**REQUIREMENTS:** Give the number of lines in the listing that hold the word "interval". Write nothing but that number.

**EXTRACTED MATERIAL:**
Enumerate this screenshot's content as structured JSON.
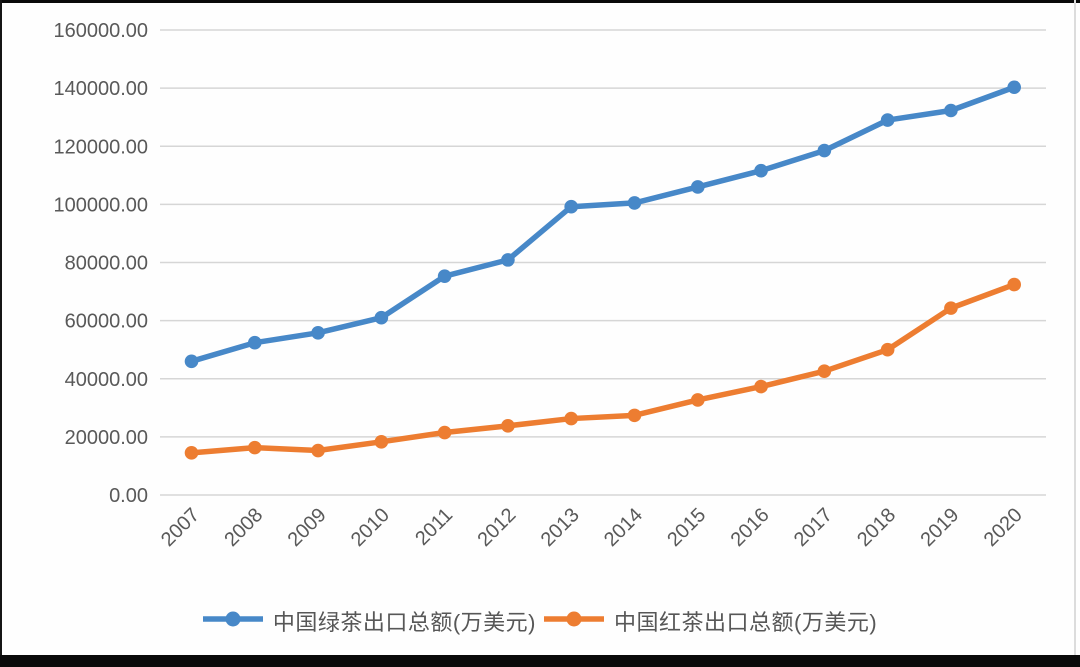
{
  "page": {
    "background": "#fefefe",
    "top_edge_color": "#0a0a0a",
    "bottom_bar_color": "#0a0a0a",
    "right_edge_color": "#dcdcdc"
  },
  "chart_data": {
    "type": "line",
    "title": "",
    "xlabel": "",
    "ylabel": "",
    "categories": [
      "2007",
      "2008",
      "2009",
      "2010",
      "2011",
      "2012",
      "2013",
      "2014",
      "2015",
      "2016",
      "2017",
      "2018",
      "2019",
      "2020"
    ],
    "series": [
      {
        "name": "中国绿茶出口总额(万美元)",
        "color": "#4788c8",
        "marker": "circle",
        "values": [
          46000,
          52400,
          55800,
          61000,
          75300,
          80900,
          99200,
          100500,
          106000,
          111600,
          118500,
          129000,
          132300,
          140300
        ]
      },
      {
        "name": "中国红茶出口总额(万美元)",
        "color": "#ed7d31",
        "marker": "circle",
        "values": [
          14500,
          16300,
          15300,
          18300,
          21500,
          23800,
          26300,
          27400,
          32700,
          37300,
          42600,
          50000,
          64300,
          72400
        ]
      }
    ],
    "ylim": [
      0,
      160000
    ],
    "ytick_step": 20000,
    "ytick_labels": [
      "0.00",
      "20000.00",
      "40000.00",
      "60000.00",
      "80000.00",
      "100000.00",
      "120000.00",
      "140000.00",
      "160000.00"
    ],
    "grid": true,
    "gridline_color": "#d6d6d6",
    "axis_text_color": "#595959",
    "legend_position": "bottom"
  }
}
==
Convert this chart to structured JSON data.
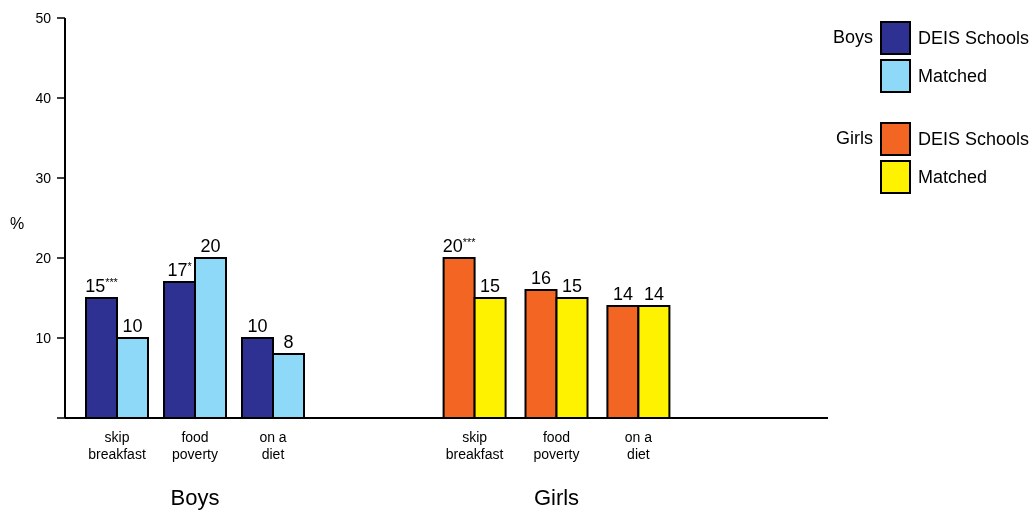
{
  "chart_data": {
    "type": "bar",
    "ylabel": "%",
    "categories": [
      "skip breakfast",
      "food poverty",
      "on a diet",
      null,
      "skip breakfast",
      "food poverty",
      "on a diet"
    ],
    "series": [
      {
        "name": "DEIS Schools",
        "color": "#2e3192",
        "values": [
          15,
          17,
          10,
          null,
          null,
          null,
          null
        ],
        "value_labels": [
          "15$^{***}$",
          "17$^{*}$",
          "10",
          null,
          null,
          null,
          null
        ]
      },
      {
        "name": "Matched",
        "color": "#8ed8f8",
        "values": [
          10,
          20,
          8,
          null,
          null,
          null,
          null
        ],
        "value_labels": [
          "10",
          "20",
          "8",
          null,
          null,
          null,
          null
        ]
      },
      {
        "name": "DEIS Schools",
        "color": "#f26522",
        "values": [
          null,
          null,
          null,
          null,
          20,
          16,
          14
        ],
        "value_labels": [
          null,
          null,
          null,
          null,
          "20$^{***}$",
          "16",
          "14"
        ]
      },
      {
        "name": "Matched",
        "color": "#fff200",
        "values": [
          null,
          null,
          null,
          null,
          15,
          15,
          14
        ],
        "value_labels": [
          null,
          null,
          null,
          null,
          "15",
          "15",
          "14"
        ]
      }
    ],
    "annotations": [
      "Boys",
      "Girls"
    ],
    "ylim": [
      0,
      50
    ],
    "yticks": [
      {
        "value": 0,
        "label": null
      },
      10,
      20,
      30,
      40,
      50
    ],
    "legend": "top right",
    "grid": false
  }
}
...
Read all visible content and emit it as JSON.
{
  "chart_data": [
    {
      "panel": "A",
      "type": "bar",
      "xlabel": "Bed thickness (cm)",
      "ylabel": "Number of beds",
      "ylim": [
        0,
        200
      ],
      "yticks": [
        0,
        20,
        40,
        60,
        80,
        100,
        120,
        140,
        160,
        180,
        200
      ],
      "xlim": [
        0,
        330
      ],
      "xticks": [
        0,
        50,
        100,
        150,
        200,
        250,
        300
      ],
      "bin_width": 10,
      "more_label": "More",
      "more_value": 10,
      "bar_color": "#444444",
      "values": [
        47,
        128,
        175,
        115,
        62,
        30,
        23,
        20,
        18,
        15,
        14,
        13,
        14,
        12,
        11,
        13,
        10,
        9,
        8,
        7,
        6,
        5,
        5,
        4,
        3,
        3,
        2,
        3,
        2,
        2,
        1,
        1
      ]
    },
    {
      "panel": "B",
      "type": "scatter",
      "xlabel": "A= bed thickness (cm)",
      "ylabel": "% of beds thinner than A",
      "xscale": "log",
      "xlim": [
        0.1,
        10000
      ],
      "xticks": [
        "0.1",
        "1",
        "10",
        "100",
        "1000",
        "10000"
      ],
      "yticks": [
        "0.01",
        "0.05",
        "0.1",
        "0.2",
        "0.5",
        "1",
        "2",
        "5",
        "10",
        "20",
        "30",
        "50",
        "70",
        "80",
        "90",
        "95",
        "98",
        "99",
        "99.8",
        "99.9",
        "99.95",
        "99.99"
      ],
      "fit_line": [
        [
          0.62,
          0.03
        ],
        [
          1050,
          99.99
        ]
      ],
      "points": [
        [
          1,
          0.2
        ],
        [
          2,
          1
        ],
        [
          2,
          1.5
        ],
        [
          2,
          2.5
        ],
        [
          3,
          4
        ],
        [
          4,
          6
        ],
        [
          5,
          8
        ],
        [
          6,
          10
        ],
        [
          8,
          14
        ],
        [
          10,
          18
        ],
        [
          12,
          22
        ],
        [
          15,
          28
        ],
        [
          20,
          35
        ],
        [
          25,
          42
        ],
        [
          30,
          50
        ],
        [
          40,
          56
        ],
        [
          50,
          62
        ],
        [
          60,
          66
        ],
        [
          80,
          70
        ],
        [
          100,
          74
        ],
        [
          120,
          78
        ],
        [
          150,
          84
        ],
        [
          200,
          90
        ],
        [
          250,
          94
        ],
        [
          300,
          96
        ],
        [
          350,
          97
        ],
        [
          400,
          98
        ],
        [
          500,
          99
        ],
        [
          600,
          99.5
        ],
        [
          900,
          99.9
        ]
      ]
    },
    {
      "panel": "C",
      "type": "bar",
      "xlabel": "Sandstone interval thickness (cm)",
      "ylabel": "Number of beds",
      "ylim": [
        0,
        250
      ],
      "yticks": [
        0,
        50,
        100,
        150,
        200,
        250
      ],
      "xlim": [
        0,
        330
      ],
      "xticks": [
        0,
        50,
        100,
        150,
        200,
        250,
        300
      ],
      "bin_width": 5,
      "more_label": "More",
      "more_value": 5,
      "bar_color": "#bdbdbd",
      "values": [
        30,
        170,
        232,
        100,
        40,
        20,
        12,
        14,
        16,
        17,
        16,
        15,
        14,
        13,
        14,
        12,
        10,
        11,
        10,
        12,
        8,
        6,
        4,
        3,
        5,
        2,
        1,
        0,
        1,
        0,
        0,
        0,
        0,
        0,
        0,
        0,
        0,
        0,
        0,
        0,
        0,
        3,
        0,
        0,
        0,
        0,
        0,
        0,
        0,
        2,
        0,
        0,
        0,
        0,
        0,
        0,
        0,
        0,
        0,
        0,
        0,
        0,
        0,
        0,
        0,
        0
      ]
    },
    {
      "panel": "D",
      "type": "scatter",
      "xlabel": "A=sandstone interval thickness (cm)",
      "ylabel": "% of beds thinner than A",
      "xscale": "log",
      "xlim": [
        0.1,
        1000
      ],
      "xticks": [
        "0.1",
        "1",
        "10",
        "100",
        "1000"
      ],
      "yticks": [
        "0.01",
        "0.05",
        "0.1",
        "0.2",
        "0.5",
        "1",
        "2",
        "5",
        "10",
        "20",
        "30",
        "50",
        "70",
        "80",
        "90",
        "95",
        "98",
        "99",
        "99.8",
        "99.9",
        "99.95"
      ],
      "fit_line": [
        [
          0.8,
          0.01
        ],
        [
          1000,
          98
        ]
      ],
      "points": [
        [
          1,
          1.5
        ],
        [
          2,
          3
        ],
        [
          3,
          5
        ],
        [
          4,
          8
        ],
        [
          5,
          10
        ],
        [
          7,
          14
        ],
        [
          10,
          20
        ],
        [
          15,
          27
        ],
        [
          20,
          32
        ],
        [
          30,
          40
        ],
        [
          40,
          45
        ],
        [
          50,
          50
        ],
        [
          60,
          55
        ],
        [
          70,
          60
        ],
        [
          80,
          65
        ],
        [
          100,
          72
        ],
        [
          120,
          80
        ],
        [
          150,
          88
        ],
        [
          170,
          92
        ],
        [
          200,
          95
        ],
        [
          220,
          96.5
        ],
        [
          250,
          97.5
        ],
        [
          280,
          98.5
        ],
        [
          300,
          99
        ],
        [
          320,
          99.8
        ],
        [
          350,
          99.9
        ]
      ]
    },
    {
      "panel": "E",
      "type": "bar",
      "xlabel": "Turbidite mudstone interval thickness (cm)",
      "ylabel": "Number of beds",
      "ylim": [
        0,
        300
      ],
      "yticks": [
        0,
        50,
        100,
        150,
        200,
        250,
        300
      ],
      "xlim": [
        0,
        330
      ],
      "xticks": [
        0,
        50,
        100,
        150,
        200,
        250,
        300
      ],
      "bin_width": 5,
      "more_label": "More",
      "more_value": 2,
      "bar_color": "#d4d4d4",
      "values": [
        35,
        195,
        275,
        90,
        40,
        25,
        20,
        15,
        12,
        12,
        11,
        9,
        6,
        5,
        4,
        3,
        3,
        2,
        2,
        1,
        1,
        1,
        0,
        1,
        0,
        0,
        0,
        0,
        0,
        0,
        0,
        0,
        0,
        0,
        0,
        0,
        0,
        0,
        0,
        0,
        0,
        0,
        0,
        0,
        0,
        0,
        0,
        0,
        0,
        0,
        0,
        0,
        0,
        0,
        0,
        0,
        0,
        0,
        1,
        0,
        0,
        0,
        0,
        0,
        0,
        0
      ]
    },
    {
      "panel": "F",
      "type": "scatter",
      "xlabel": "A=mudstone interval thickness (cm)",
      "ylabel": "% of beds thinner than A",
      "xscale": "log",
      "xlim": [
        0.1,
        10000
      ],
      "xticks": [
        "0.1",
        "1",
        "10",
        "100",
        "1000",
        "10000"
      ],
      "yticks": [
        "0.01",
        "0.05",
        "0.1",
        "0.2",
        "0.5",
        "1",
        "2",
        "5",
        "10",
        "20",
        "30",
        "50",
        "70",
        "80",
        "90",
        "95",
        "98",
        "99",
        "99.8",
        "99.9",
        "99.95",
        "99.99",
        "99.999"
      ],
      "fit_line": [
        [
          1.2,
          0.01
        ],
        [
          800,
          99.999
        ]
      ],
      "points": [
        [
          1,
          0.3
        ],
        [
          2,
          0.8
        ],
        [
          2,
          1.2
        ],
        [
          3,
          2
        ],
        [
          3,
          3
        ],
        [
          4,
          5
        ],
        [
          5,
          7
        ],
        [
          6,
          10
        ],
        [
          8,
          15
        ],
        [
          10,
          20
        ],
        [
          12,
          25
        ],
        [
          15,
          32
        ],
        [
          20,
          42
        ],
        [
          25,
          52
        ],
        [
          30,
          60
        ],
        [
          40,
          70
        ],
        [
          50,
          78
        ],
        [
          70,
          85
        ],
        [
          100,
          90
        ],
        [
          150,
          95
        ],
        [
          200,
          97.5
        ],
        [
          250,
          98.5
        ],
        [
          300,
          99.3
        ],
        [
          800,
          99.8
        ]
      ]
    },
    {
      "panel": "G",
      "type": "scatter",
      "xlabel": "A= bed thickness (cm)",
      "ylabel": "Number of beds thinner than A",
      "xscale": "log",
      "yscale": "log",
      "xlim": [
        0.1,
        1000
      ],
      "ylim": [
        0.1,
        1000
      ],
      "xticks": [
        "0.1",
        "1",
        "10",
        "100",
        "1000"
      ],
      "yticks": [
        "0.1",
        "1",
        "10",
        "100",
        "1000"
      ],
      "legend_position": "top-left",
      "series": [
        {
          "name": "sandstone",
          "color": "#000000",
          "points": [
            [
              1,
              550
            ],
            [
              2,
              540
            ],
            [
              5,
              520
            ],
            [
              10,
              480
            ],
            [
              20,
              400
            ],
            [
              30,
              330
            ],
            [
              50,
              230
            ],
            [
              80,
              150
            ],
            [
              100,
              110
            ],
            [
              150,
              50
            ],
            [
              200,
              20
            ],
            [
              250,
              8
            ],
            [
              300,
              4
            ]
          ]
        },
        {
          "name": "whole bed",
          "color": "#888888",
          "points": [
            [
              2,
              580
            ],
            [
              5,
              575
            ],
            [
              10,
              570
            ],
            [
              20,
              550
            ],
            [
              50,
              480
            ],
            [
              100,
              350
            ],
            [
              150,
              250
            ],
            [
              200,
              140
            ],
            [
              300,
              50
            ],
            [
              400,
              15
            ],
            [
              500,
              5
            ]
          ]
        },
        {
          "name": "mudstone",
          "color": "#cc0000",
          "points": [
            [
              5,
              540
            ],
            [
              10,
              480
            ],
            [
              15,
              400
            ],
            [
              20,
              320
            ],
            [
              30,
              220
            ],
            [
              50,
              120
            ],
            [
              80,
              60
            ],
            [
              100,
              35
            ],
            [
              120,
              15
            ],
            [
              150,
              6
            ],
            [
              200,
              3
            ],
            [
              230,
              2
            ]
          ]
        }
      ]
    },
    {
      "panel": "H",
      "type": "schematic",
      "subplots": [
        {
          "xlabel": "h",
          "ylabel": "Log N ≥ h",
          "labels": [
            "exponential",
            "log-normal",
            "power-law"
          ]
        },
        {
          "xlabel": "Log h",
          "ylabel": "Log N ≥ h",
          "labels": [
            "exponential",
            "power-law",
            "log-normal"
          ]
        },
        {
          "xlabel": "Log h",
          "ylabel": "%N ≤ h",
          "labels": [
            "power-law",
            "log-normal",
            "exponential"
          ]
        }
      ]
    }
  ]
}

**RESPONSE BELOW:** 4